## Task brief
Each entry below should be returned exactly as is, with the pictures removed.
═════ Input material ═════
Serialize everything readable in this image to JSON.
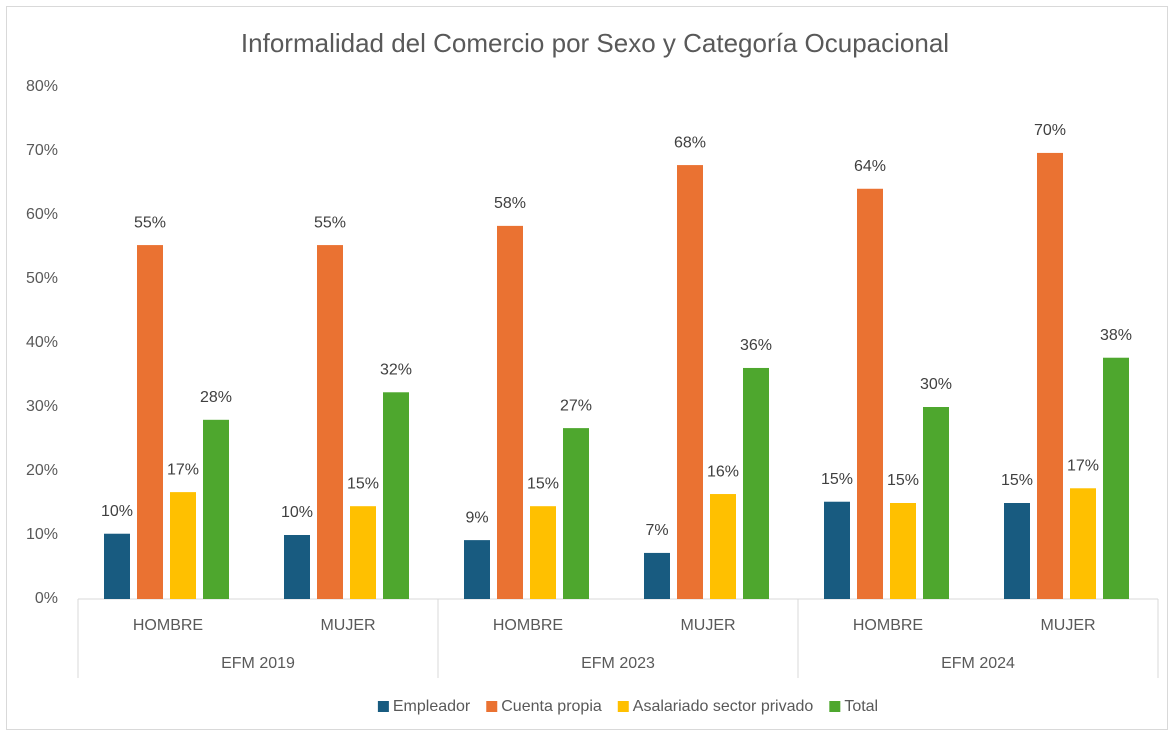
{
  "chart_data": {
    "type": "bar",
    "title": "Informalidad del Comercio por Sexo y Categoría Ocupacional",
    "categories": [
      "HOMBRE",
      "MUJER",
      "HOMBRE",
      "MUJER",
      "HOMBRE",
      "MUJER"
    ],
    "groups": [
      "EFM 2019",
      "EFM 2023",
      "EFM 2024"
    ],
    "series": [
      {
        "name": "Empleador",
        "color": "#185b80",
        "values": [
          10.2,
          10.0,
          9.2,
          7.2,
          15.2,
          15.0
        ],
        "value_labels": [
          "10%",
          "10%",
          "9%",
          "7%",
          "15%",
          "15%"
        ]
      },
      {
        "name": "Cuenta propia",
        "color": "#ea7232",
        "values": [
          55.3,
          55.3,
          58.3,
          67.8,
          64.1,
          69.7
        ],
        "value_labels": [
          "55%",
          "55%",
          "58%",
          "68%",
          "64%",
          "70%"
        ]
      },
      {
        "name": "Asalariado sector privado",
        "color": "#ffc000",
        "values": [
          16.7,
          14.5,
          14.5,
          16.4,
          15.0,
          17.3
        ],
        "value_labels": [
          "17%",
          "15%",
          "15%",
          "16%",
          "15%",
          "17%"
        ]
      },
      {
        "name": "Total",
        "color": "#4ea72e",
        "values": [
          28.0,
          32.3,
          26.7,
          36.1,
          30.0,
          37.7
        ],
        "value_labels": [
          "28%",
          "32%",
          "27%",
          "36%",
          "30%",
          "38%"
        ]
      }
    ],
    "ylim": [
      0,
      80
    ],
    "yticks": [
      {
        "value": 0,
        "label": "0%"
      },
      {
        "value": 10,
        "label": "10%"
      },
      {
        "value": 20,
        "label": "20%"
      },
      {
        "value": 30,
        "label": "30%"
      },
      {
        "value": 40,
        "label": "40%"
      },
      {
        "value": 50,
        "label": "50%"
      },
      {
        "value": 60,
        "label": "60%"
      },
      {
        "value": 70,
        "label": "70%"
      },
      {
        "value": 80,
        "label": "80%"
      }
    ],
    "grid": false,
    "legend": "bottom"
  }
}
═════
## Result
Serialize everything readable in this image to JSON.
{
  "chart_data": {
    "type": "bar",
    "title": "Informalidad del Comercio por Sexo y Categoría Ocupacional",
    "categories": [
      "HOMBRE",
      "MUJER",
      "HOMBRE",
      "MUJER",
      "HOMBRE",
      "MUJER"
    ],
    "groups": [
      "EFM 2019",
      "EFM 2023",
      "EFM 2024"
    ],
    "series": [
      {
        "name": "Empleador",
        "color": "#185b80",
        "values": [
          10.2,
          10.0,
          9.2,
          7.2,
          15.2,
          15.0
        ],
        "value_labels": [
          "10%",
          "10%",
          "9%",
          "7%",
          "15%",
          "15%"
        ]
      },
      {
        "name": "Cuenta propia",
        "color": "#ea7232",
        "values": [
          55.3,
          55.3,
          58.3,
          67.8,
          64.1,
          69.7
        ],
        "value_labels": [
          "55%",
          "55%",
          "58%",
          "68%",
          "64%",
          "70%"
        ]
      },
      {
        "name": "Asalariado sector privado",
        "color": "#ffc000",
        "values": [
          16.7,
          14.5,
          14.5,
          16.4,
          15.0,
          17.3
        ],
        "value_labels": [
          "17%",
          "15%",
          "15%",
          "16%",
          "15%",
          "17%"
        ]
      },
      {
        "name": "Total",
        "color": "#4ea72e",
        "values": [
          28.0,
          32.3,
          26.7,
          36.1,
          30.0,
          37.7
        ],
        "value_labels": [
          "28%",
          "32%",
          "27%",
          "36%",
          "30%",
          "38%"
        ]
      }
    ],
    "ylim": [
      0,
      80
    ],
    "yticks": [
      {
        "value": 0,
        "label": "0%"
      },
      {
        "value": 10,
        "label": "10%"
      },
      {
        "value": 20,
        "label": "20%"
      },
      {
        "value": 30,
        "label": "30%"
      },
      {
        "value": 40,
        "label": "40%"
      },
      {
        "value": 50,
        "label": "50%"
      },
      {
        "value": 60,
        "label": "60%"
      },
      {
        "value": 70,
        "label": "70%"
      },
      {
        "value": 80,
        "label": "80%"
      }
    ],
    "grid": false,
    "legend": "bottom"
  }
}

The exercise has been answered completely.